▶ **PROBLEM**
Retype every entry in its entirety, without alteration.

Entries taken from a collection
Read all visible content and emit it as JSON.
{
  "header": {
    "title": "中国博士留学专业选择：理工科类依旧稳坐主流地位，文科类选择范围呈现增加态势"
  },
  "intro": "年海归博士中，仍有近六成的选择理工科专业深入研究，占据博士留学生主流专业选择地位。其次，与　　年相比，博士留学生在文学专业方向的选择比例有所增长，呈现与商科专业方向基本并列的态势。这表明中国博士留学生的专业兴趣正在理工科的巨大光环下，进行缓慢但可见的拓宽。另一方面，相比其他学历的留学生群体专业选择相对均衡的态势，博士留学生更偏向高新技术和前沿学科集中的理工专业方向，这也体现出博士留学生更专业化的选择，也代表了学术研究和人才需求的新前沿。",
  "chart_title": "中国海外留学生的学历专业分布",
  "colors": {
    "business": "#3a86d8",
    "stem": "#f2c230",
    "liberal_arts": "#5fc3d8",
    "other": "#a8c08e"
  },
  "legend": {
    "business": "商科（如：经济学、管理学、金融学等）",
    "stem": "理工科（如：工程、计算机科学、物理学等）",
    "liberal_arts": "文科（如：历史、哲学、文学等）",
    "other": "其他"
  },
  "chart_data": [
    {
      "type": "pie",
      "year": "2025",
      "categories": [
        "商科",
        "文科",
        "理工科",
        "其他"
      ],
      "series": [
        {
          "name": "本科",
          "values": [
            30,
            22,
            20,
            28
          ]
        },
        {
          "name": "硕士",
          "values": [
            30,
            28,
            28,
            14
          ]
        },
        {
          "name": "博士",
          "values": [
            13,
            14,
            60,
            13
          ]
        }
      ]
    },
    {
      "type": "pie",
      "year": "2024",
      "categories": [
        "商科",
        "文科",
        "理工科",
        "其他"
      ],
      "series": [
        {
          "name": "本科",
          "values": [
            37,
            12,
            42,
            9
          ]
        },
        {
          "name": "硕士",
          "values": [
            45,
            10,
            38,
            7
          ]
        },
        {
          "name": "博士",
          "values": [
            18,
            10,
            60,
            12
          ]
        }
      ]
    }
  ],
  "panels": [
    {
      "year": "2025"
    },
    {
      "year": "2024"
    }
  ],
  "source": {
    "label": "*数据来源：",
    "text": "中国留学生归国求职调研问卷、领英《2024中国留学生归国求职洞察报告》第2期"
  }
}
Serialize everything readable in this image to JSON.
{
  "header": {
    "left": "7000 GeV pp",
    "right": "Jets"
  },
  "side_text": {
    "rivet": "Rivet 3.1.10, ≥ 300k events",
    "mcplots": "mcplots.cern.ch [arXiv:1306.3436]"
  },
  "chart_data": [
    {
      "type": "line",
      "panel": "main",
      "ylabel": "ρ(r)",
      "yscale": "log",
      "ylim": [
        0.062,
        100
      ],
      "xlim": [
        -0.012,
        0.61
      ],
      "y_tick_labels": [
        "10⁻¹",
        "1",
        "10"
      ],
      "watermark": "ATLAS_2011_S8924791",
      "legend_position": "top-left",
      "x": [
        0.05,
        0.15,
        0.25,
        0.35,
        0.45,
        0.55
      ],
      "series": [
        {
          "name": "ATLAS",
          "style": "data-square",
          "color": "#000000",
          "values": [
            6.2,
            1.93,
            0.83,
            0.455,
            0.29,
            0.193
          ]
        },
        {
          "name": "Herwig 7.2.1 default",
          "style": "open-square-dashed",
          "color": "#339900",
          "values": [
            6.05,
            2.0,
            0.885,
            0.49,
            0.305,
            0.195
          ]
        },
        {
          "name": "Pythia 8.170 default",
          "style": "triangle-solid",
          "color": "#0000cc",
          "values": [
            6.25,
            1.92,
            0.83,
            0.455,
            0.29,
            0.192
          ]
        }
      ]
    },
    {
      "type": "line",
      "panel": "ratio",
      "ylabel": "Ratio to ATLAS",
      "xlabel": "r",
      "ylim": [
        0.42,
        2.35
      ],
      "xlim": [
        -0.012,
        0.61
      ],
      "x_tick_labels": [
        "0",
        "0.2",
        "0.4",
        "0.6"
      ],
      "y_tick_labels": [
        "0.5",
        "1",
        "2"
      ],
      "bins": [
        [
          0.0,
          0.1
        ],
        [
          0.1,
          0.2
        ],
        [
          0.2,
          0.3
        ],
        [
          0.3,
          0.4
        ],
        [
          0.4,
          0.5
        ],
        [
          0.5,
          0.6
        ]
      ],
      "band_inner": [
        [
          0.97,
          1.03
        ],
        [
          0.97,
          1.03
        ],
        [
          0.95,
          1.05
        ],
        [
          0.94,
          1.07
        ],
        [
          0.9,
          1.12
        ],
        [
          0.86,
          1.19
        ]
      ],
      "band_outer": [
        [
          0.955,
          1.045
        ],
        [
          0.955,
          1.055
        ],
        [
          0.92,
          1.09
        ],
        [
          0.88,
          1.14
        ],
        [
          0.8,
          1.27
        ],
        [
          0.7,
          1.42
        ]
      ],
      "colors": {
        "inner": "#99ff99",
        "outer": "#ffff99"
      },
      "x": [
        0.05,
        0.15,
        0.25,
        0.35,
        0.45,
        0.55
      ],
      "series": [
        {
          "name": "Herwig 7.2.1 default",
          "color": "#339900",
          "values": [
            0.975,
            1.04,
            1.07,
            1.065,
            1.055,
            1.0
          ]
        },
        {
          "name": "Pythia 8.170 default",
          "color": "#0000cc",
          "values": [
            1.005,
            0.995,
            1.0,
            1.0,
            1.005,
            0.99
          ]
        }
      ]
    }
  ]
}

▶ **WRITTEN RESPONSE**
Read all visible content and emit it as JSON.
{
  "header": {
    "title": "中国博士留学专业选择：理工科类依旧稳坐主流地位，文科类选择范围呈现增加态势"
  },
  "intro": "年海归博士中，仍有近六成的选择理工科专业深入研究，占据博士留学生主流专业选择地位。其次，与　　年相比，博士留学生在文学专业方向的选择比例有所增长，呈现与商科专业方向基本并列的态势。这表明中国博士留学生的专业兴趣正在理工科的巨大光环下，进行缓慢但可见的拓宽。另一方面，相比其他学历的留学生群体专业选择相对均衡的态势，博士留学生更偏向高新技术和前沿学科集中的理工专业方向，这也体现出博士留学生更专业化的选择，也代表了学术研究和人才需求的新前沿。",
  "chart_title": "中国海外留学生的学历专业分布",
  "colors": {
    "business": "#3a86d8",
    "stem": "#f2c230",
    "liberal_arts": "#5fc3d8",
    "other": "#a8c08e"
  },
  "legend": {
    "business": "商科（如：经济学、管理学、金融学等）",
    "stem": "理工科（如：工程、计算机科学、物理学等）",
    "liberal_arts": "文科（如：历史、哲学、文学等）",
    "other": "其他"
  },
  "chart_data": [
    {
      "type": "pie",
      "year": "2025",
      "categories": [
        "商科",
        "文科",
        "理工科",
        "其他"
      ],
      "series": [
        {
          "name": "本科",
          "values": [
            30,
            22,
            20,
            28
          ]
        },
        {
          "name": "硕士",
          "values": [
            30,
            28,
            28,
            14
          ]
        },
        {
          "name": "博士",
          "values": [
            13,
            14,
            60,
            13
          ]
        }
      ]
    },
    {
      "type": "pie",
      "year": "2024",
      "categories": [
        "商科",
        "文科",
        "理工科",
        "其他"
      ],
      "series": [
        {
          "name": "本科",
          "values": [
            37,
            12,
            42,
            9
          ]
        },
        {
          "name": "硕士",
          "values": [
            45,
            10,
            38,
            7
          ]
        },
        {
          "name": "博士",
          "values": [
            18,
            10,
            60,
            12
          ]
        }
      ]
    }
  ],
  "panels": [
    {
      "year": "2025"
    },
    {
      "year": "2024"
    }
  ],
  "source": {
    "label": "*数据来源：",
    "text": "中国留学生归国求职调研问卷、领英《2024中国留学生归国求职洞察报告》第2期"
  }
}
Serialize everything readable in this image to JSON.
{
  "header": {
    "left": "7000 GeV pp",
    "right": "Jets"
  },
  "side_text": {
    "rivet": "Rivet 3.1.10, ≥ 300k events",
    "mcplots": "mcplots.cern.ch [arXiv:1306.3436]"
  },
  "chart_data": [
    {
      "type": "line",
      "panel": "main",
      "ylabel": "ρ(r)",
      "yscale": "log",
      "ylim": [
        0.062,
        100
      ],
      "xlim": [
        -0.012,
        0.61
      ],
      "y_tick_labels": [
        "10⁻¹",
        "1",
        "10"
      ],
      "watermark": "ATLAS_2011_S8924791",
      "legend_position": "top-left",
      "x": [
        0.05,
        0.15,
        0.25,
        0.35,
        0.45,
        0.55
      ],
      "series": [
        {
          "name": "ATLAS",
          "style": "data-square",
          "color": "#000000",
          "values": [
            6.2,
            1.93,
            0.83,
            0.455,
            0.29,
            0.193
          ]
        },
        {
          "name": "Herwig 7.2.1 default",
          "style": "open-square-dashed",
          "color": "#339900",
          "values": [
            6.05,
            2.0,
            0.885,
            0.49,
            0.305,
            0.195
          ]
        },
        {
          "name": "Pythia 8.170 default",
          "style": "triangle-solid",
          "color": "#0000cc",
          "values": [
            6.25,
            1.92,
            0.83,
            0.455,
            0.29,
            0.192
          ]
        }
      ]
    },
    {
      "type": "line",
      "panel": "ratio",
      "ylabel": "Ratio to ATLAS",
      "xlabel": "r",
      "ylim": [
        0.42,
        2.35
      ],
      "xlim": [
        -0.012,
        0.61
      ],
      "x_tick_labels": [
        "0",
        "0.2",
        "0.4",
        "0.6"
      ],
      "y_tick_labels": [
        "0.5",
        "1",
        "2"
      ],
      "bins": [
        [
          0.0,
          0.1
        ],
        [
          0.1,
          0.2
        ],
        [
          0.2,
          0.3
        ],
        [
          0.3,
          0.4
        ],
        [
          0.4,
          0.5
        ],
        [
          0.5,
          0.6
        ]
      ],
      "band_inner": [
        [
          0.97,
          1.03
        ],
        [
          0.97,
          1.03
        ],
        [
          0.95,
          1.05
        ],
        [
          0.94,
          1.07
        ],
        [
          0.9,
          1.12
        ],
        [
          0.86,
          1.19
        ]
      ],
      "band_outer": [
        [
          0.955,
          1.045
        ],
        [
          0.955,
          1.055
        ],
        [
          0.92,
          1.09
        ],
        [
          0.88,
          1.14
        ],
        [
          0.8,
          1.27
        ],
        [
          0.7,
          1.42
        ]
      ],
      "colors": {
        "inner": "#99ff99",
        "outer": "#ffff99"
      },
      "x": [
        0.05,
        0.15,
        0.25,
        0.35,
        0.45,
        0.55
      ],
      "series": [
        {
          "name": "Herwig 7.2.1 default",
          "color": "#339900",
          "values": [
            0.975,
            1.04,
            1.07,
            1.065,
            1.055,
            1.0
          ]
        },
        {
          "name": "Pythia 8.170 default",
          "color": "#0000cc",
          "values": [
            1.005,
            0.995,
            1.0,
            1.0,
            1.005,
            0.99
          ]
        }
      ]
    }
  ]
}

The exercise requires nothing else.